## Stored data entries:
* begin *

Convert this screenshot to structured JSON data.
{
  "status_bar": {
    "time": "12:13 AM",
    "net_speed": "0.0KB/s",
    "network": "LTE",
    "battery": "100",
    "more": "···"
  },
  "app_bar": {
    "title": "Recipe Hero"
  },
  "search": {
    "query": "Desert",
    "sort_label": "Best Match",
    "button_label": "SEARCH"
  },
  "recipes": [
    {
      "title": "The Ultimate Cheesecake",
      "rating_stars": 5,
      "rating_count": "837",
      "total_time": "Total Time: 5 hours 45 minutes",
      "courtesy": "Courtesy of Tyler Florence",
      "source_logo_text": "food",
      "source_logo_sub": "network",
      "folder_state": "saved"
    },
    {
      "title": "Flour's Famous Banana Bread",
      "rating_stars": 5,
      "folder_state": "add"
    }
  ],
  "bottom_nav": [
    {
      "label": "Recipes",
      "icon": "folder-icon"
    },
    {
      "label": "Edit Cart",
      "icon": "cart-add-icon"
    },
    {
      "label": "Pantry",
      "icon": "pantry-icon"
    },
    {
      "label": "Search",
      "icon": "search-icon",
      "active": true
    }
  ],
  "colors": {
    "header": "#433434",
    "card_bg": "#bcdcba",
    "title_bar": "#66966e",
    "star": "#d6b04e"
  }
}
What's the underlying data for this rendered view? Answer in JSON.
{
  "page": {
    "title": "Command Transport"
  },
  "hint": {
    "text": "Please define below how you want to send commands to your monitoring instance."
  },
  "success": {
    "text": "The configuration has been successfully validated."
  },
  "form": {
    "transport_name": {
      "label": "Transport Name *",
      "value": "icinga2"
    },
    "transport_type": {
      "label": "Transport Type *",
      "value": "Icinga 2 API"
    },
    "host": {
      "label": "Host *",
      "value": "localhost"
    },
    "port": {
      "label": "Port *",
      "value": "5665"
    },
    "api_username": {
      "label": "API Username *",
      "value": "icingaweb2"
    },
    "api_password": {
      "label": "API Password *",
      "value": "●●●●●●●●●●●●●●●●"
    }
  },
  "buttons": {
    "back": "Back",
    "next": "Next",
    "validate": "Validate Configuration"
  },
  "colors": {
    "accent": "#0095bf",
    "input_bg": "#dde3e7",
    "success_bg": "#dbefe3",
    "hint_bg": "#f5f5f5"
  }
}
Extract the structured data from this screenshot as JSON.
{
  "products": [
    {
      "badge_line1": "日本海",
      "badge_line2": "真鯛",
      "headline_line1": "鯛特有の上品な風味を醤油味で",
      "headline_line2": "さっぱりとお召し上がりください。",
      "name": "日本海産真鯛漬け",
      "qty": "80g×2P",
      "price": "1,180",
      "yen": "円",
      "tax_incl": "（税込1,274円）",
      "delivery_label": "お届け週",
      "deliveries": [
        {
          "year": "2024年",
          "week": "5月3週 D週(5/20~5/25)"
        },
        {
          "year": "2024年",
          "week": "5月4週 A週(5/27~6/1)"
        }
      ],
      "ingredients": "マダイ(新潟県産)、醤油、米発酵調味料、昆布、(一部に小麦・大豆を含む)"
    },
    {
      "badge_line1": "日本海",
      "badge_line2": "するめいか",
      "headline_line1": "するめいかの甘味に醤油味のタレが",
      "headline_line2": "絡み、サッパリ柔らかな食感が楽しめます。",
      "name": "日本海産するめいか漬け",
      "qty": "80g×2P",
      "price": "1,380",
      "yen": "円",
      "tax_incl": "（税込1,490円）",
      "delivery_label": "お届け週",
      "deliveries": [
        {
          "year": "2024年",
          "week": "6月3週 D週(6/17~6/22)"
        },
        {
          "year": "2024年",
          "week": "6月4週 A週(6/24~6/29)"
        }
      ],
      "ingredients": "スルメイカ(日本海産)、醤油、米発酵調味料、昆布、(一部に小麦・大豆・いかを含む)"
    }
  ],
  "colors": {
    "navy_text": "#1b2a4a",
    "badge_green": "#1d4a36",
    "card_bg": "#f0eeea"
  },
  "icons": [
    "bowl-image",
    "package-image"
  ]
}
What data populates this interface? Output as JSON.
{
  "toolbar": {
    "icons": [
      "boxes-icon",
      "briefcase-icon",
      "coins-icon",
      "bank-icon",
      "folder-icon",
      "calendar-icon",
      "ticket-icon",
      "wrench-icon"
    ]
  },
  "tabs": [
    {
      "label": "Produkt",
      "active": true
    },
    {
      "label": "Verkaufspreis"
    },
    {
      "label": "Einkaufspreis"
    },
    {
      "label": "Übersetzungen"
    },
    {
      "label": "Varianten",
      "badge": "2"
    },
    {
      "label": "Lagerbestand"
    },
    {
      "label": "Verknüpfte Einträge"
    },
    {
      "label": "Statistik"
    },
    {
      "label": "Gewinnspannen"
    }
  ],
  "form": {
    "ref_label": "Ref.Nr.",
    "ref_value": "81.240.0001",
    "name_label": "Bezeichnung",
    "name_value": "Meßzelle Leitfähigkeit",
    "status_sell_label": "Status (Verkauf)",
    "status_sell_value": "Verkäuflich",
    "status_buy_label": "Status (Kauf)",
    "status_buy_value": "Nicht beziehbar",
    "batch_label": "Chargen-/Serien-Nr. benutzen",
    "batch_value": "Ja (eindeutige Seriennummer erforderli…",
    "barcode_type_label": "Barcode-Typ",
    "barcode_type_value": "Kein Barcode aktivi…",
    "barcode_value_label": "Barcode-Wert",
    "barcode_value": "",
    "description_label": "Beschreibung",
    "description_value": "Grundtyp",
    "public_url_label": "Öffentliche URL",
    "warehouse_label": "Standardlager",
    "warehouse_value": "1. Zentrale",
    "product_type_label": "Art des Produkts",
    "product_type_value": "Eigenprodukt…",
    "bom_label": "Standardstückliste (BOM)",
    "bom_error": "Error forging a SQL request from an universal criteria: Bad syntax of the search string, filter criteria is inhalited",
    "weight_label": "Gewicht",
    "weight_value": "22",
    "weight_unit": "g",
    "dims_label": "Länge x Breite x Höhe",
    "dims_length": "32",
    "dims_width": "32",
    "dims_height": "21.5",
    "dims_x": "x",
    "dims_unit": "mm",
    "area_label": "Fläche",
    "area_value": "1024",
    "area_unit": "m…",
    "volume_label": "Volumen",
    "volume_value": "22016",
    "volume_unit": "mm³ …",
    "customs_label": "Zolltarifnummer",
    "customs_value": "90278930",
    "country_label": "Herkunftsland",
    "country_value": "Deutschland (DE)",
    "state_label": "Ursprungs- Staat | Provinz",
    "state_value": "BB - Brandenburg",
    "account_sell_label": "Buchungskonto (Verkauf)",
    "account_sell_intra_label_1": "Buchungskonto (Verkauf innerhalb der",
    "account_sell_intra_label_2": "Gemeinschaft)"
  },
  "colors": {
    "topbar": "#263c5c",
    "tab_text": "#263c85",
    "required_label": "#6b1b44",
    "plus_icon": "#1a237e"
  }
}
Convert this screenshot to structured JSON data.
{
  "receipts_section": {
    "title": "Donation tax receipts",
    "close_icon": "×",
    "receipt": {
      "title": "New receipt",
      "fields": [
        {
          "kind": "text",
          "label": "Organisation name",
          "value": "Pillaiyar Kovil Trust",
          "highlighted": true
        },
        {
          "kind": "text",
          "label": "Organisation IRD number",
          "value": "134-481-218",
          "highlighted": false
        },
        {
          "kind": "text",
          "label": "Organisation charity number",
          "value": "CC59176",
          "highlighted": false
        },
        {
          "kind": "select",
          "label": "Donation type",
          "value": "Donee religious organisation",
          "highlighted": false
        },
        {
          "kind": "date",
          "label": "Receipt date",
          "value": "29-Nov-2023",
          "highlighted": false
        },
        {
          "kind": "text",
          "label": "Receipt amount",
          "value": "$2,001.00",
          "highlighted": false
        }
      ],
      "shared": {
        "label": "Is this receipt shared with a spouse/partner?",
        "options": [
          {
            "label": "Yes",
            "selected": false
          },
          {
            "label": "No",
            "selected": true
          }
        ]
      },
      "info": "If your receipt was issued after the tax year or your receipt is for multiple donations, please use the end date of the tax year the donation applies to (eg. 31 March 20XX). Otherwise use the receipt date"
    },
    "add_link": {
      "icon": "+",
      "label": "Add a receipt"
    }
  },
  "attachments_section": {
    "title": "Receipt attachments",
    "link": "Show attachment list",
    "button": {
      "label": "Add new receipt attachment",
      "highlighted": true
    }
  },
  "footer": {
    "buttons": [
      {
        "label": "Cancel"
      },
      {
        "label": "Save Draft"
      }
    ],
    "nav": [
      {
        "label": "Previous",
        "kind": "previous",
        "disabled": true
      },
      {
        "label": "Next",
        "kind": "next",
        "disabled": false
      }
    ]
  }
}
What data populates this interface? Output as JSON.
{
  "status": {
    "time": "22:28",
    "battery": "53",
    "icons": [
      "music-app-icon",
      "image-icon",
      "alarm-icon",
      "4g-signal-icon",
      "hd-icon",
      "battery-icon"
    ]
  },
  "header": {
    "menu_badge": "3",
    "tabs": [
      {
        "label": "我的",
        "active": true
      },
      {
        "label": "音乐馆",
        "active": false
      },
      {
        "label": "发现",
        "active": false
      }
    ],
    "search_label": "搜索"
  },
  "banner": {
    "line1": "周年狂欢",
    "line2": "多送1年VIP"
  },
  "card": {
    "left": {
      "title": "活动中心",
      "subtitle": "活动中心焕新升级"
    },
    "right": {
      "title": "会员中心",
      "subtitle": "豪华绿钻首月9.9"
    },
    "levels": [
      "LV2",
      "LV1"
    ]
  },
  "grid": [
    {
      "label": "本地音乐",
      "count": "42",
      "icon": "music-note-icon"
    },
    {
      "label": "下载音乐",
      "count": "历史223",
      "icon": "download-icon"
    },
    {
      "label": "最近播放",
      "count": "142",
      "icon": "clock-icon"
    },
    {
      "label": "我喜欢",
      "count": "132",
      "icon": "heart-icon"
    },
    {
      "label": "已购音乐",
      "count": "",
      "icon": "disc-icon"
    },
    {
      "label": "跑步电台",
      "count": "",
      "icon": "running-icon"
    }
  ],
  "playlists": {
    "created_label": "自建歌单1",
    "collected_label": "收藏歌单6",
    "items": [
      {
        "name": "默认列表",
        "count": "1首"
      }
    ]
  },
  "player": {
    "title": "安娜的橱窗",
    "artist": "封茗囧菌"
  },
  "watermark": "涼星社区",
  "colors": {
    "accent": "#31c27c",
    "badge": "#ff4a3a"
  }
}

* end *

Identify all lines in the records above with the word "米発酵調味料".

## FINAL RESULT:
      "ingredients": "マダイ(新潟県産)、醤油、米発酵調味料、昆布、(一部に小麦・大豆を含む)"
      "ingredients": "スルメイカ(日本海産)、醤油、米発酵調味料、昆布、(一部に小麦・大豆・いかを含む)"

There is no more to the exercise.